(Dataset listings of figures)
□ □ □

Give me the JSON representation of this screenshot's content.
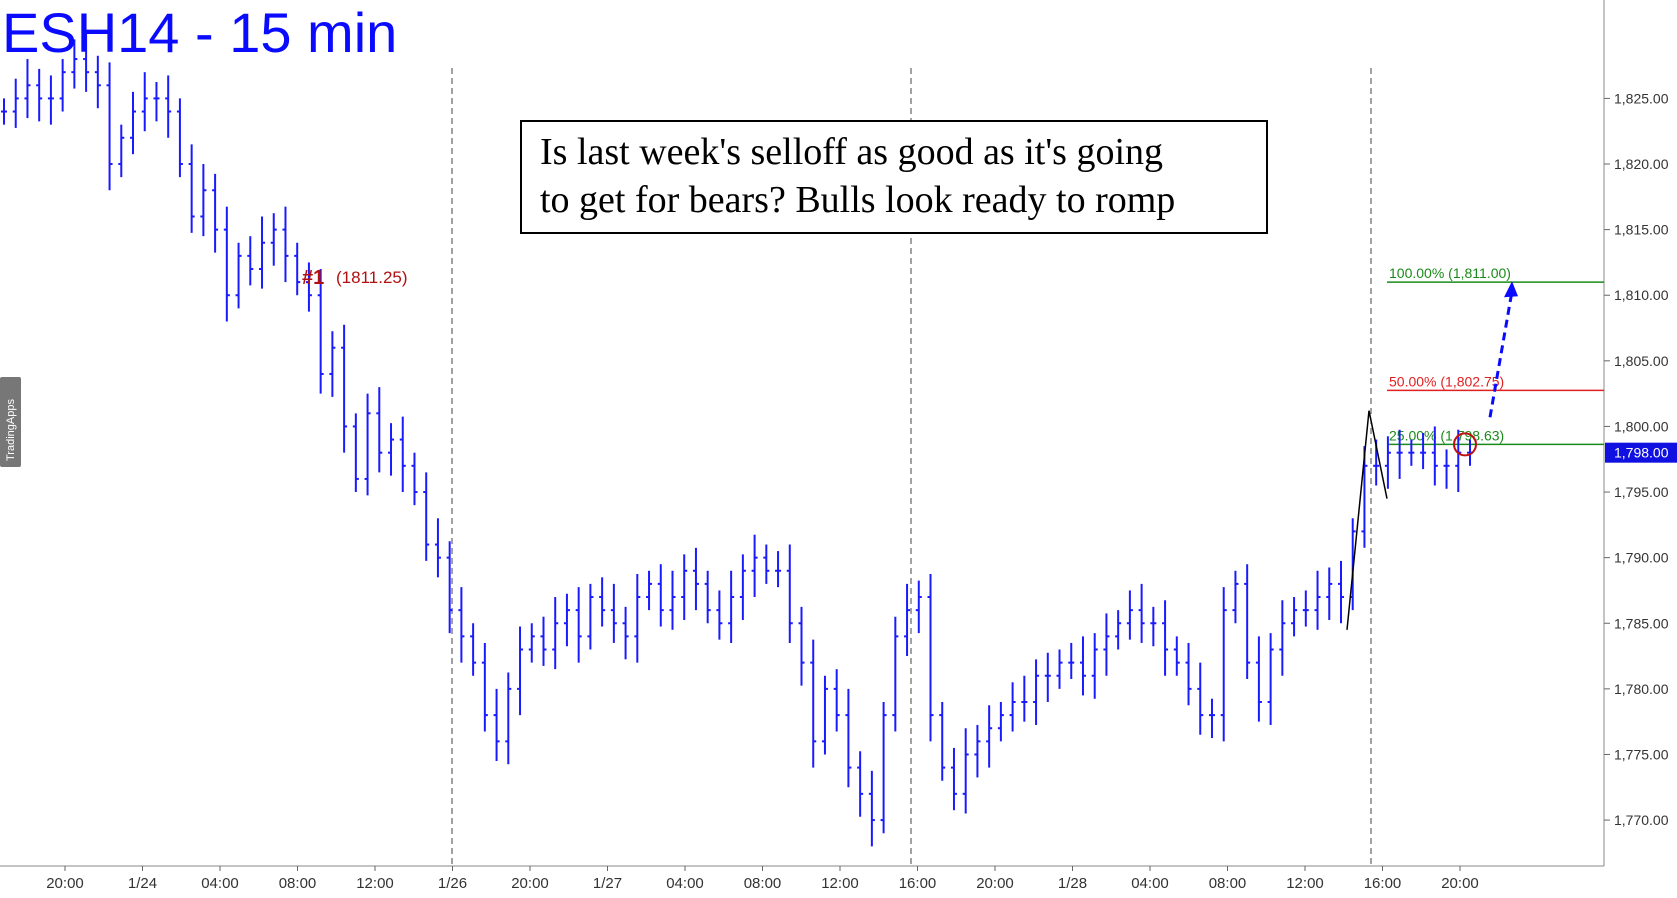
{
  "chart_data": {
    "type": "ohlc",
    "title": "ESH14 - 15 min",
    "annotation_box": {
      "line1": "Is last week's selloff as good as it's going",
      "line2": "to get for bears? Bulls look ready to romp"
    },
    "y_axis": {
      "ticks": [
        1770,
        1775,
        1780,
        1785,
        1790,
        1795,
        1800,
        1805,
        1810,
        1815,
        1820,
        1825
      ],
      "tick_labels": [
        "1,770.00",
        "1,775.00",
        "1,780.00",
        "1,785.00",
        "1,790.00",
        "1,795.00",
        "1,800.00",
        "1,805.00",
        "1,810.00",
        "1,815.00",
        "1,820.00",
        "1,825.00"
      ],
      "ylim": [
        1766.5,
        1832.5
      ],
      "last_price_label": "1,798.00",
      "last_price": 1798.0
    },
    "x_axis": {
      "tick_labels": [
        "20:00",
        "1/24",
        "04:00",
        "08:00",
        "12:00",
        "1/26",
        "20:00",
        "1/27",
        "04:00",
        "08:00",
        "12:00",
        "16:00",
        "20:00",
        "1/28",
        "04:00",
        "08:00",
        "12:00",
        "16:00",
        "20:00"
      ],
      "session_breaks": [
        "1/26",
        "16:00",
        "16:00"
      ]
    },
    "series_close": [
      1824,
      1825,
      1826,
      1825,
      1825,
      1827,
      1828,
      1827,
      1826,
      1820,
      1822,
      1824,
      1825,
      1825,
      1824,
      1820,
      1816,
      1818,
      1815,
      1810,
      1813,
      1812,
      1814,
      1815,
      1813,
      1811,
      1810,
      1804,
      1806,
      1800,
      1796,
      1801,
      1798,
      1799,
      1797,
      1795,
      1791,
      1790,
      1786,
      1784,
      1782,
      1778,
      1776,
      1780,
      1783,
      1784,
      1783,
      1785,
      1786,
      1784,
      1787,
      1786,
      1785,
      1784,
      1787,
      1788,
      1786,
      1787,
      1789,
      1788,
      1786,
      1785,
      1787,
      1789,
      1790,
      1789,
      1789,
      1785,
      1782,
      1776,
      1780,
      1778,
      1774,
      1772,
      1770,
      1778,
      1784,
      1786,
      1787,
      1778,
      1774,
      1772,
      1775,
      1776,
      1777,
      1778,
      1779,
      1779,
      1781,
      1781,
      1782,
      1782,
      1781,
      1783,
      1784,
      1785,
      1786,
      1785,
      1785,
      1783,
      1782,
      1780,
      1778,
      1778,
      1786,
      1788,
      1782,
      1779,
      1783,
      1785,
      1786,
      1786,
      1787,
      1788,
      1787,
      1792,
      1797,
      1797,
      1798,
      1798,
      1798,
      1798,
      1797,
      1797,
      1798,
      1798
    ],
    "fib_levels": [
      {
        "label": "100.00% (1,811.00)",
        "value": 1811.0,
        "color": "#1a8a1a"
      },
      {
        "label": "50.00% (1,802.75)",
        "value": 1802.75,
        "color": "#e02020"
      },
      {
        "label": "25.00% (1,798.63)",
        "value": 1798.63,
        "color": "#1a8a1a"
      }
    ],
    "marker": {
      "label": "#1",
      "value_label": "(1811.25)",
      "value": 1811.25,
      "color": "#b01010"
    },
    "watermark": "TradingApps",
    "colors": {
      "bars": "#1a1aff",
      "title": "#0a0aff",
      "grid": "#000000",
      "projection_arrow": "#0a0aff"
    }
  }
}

□ □ □

» What you will do:
Leave out the pictures and transcribe the entries above exactly.

» Problem solution:
Give me the JSON representation of this screenshot's content.
{
  "chart_data": {
    "type": "ohlc",
    "title": "ESH14 - 15 min",
    "annotation_box": {
      "line1": "Is last week's selloff as good as it's going",
      "line2": "to get for bears? Bulls look ready to romp"
    },
    "y_axis": {
      "ticks": [
        1770,
        1775,
        1780,
        1785,
        1790,
        1795,
        1800,
        1805,
        1810,
        1815,
        1820,
        1825
      ],
      "tick_labels": [
        "1,770.00",
        "1,775.00",
        "1,780.00",
        "1,785.00",
        "1,790.00",
        "1,795.00",
        "1,800.00",
        "1,805.00",
        "1,810.00",
        "1,815.00",
        "1,820.00",
        "1,825.00"
      ],
      "ylim": [
        1766.5,
        1832.5
      ],
      "last_price_label": "1,798.00",
      "last_price": 1798.0
    },
    "x_axis": {
      "tick_labels": [
        "20:00",
        "1/24",
        "04:00",
        "08:00",
        "12:00",
        "1/26",
        "20:00",
        "1/27",
        "04:00",
        "08:00",
        "12:00",
        "16:00",
        "20:00",
        "1/28",
        "04:00",
        "08:00",
        "12:00",
        "16:00",
        "20:00"
      ],
      "session_breaks": [
        "1/26",
        "16:00",
        "16:00"
      ]
    },
    "series_close": [
      1824,
      1825,
      1826,
      1825,
      1825,
      1827,
      1828,
      1827,
      1826,
      1820,
      1822,
      1824,
      1825,
      1825,
      1824,
      1820,
      1816,
      1818,
      1815,
      1810,
      1813,
      1812,
      1814,
      1815,
      1813,
      1811,
      1810,
      1804,
      1806,
      1800,
      1796,
      1801,
      1798,
      1799,
      1797,
      1795,
      1791,
      1790,
      1786,
      1784,
      1782,
      1778,
      1776,
      1780,
      1783,
      1784,
      1783,
      1785,
      1786,
      1784,
      1787,
      1786,
      1785,
      1784,
      1787,
      1788,
      1786,
      1787,
      1789,
      1788,
      1786,
      1785,
      1787,
      1789,
      1790,
      1789,
      1789,
      1785,
      1782,
      1776,
      1780,
      1778,
      1774,
      1772,
      1770,
      1778,
      1784,
      1786,
      1787,
      1778,
      1774,
      1772,
      1775,
      1776,
      1777,
      1778,
      1779,
      1779,
      1781,
      1781,
      1782,
      1782,
      1781,
      1783,
      1784,
      1785,
      1786,
      1785,
      1785,
      1783,
      1782,
      1780,
      1778,
      1778,
      1786,
      1788,
      1782,
      1779,
      1783,
      1785,
      1786,
      1786,
      1787,
      1788,
      1787,
      1792,
      1797,
      1797,
      1798,
      1798,
      1798,
      1798,
      1797,
      1797,
      1798,
      1798
    ],
    "fib_levels": [
      {
        "label": "100.00% (1,811.00)",
        "value": 1811.0,
        "color": "#1a8a1a"
      },
      {
        "label": "50.00% (1,802.75)",
        "value": 1802.75,
        "color": "#e02020"
      },
      {
        "label": "25.00% (1,798.63)",
        "value": 1798.63,
        "color": "#1a8a1a"
      }
    ],
    "marker": {
      "label": "#1",
      "value_label": "(1811.25)",
      "value": 1811.25,
      "color": "#b01010"
    },
    "watermark": "TradingApps",
    "colors": {
      "bars": "#1a1aff",
      "title": "#0a0aff",
      "grid": "#000000",
      "projection_arrow": "#0a0aff"
    }
  }
}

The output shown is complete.